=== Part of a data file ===
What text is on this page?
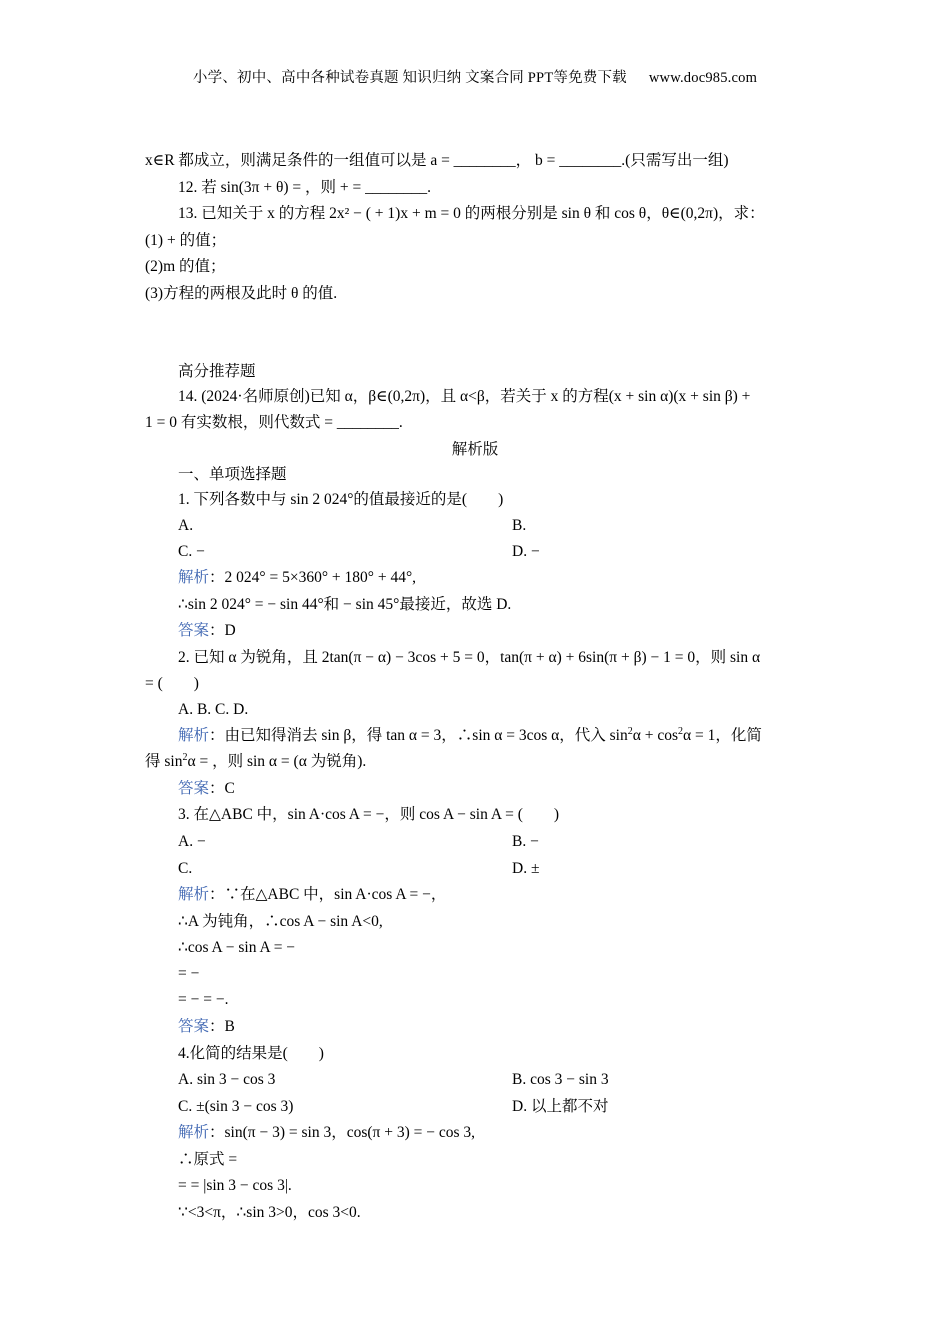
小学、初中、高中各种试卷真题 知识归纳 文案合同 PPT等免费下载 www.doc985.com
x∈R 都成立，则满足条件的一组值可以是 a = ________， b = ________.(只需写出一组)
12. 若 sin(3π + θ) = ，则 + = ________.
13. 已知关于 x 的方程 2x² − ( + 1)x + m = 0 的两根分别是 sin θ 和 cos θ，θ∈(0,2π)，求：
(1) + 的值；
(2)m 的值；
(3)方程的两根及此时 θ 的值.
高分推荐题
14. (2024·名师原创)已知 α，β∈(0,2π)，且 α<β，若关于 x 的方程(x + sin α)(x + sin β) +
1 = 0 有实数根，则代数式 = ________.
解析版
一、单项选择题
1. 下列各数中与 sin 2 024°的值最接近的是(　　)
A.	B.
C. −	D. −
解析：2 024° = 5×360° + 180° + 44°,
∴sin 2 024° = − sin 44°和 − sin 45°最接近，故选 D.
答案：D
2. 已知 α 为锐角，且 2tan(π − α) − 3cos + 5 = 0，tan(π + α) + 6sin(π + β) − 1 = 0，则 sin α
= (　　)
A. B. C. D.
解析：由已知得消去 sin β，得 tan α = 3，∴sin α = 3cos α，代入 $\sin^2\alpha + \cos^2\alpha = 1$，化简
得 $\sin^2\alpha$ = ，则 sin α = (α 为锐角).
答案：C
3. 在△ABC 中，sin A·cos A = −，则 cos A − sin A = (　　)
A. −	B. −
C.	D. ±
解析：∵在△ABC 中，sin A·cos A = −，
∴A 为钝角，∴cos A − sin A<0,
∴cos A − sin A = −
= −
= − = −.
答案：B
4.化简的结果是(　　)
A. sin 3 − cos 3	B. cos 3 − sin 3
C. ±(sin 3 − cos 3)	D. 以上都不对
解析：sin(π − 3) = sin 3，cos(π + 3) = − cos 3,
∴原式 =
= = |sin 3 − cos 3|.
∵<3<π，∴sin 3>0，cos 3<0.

=== GIVEN REQUEST ===
Every line that holds the string "alpha" should be returned.

=== PROBLEM SOLUTION ===
解析：由已知得消去 sin β，得 tan α = 3，∴sin α = 3cos α，代入 $\sin^2\alpha + \cos^2\alpha = 1$，化简
得 $\sin^2\alpha$ = ，则 sin α = (α 为锐角).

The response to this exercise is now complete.